:: EXERCISE AIM ::
Search the material for the word "общеобразовательная" and report each line where it turns up.

:: DATA SUPPLIED ::
-- Start --

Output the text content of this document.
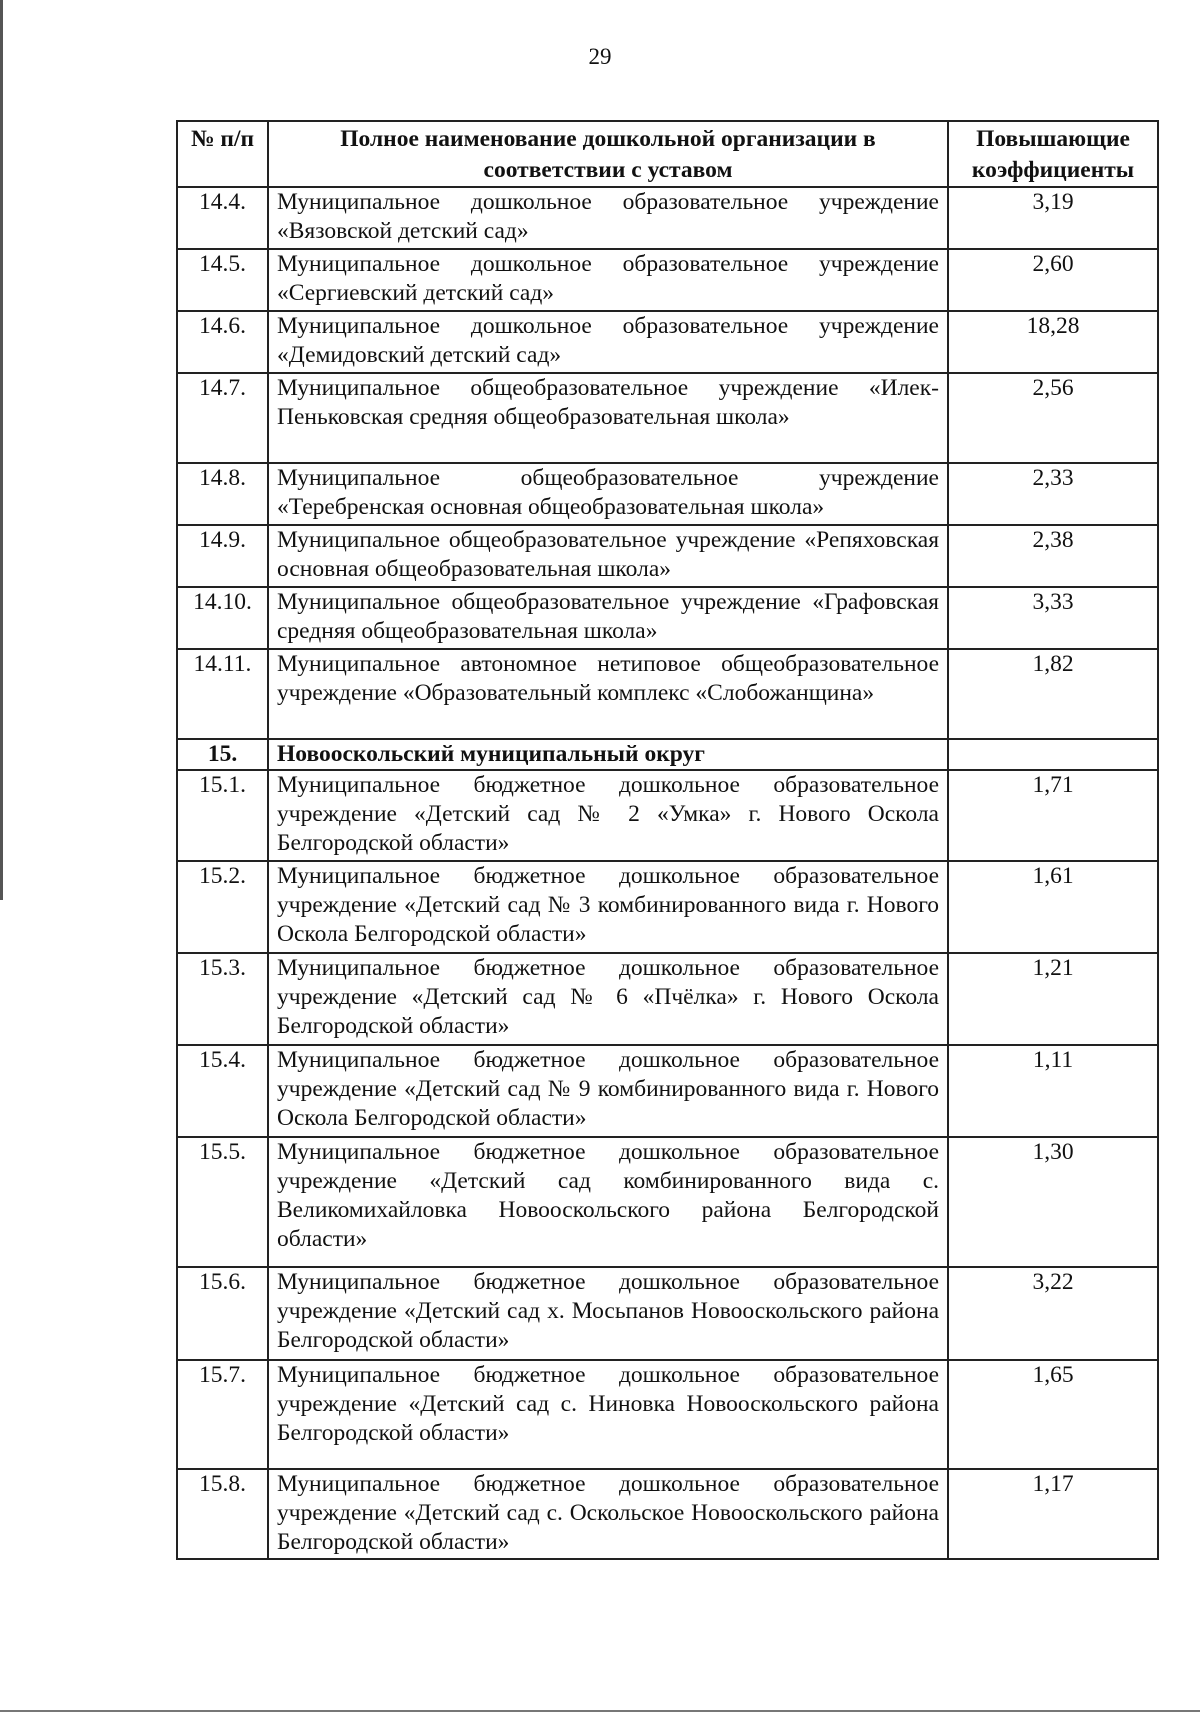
29
№ п/п	Полное наименование дошкольной организации в соответствии с уставом	Повышающие коэффициенты
14.4.	Муниципальное дошкольное образовательное учреждение «Вязовской детский сад»	3,19
14.5.	Муниципальное дошкольное образовательное учреждение «Сергиевский детский сад»	2,60
14.6.	Муниципальное дошкольное образовательное учреждение «Демидовский детский сад»	18,28
14.7.	Муниципальное общеобразовательное учреждение «Илек-Пеньковская средняя общеобразовательная школа»	2,56
14.8.	Муниципальное общеобразовательное учреждение «Теребренская основная общеобразовательная школа»	2,33
14.9.	Муниципальное общеобразовательное учреждение «Репяховская основная общеобразовательная школа»	2,38
14.10.	Муниципальное общеобразовательное учреждение «Графовская средняя общеобразовательная школа»	3,33
14.11.	Муниципальное автономное нетиповое общеобразовательное учреждение «Образовательный комплекс «Слобожанщина»	1,82
15.	Новооскольский муниципальный округ	
15.1.	Муниципальное бюджетное дошкольное образовательное учреждение «Детский сад № 2 «Умка» г. Нового Оскола Белгородской области»	1,71
15.2.	Муниципальное бюджетное дошкольное образовательное учреждение «Детский сад № 3 комбинированного вида г. Нового Оскола Белгородской области»	1,61
15.3.	Муниципальное бюджетное дошкольное образовательное учреждение «Детский сад № 6 «Пчёлка» г. Нового Оскола Белгородской области»	1,21
15.4.	Муниципальное бюджетное дошкольное образовательное учреждение «Детский сад № 9 комбинированного вида г. Нового Оскола Белгородской области»	1,11
15.5.	Муниципальное бюджетное дошкольное образовательное учреждение «Детский сад комбинированного вида с. Великомихайловка Новооскольского района Белгородской области»	1,30
15.6.	Муниципальное бюджетное дошкольное образовательное учреждение «Детский сад х. Мосьпанов Новооскольского района Белгородской области»	3,22
15.7.	Муниципальное бюджетное дошкольное образовательное учреждение «Детский сад с. Ниновка Новооскольского района Белгородской области»	1,65
15.8.	Муниципальное бюджетное дошкольное образовательное учреждение «Детский сад с. Оскольское Новооскольского района Белгородской области»	1,17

-- End --

:: OUTPUT FOR THIS TASK ::
14.7.	Муниципальное общеобразовательное учреждение «Илек-Пеньковская средняя общеобразовательная школа»	2,56
14.8.	Муниципальное общеобразовательное учреждение «Теребренская основная общеобразовательная школа»	2,33
14.9.	Муниципальное общеобразовательное учреждение «Репяховская основная общеобразовательная школа»	2,38
14.10.	Муниципальное общеобразовательное учреждение «Графовская средняя общеобразовательная школа»	3,33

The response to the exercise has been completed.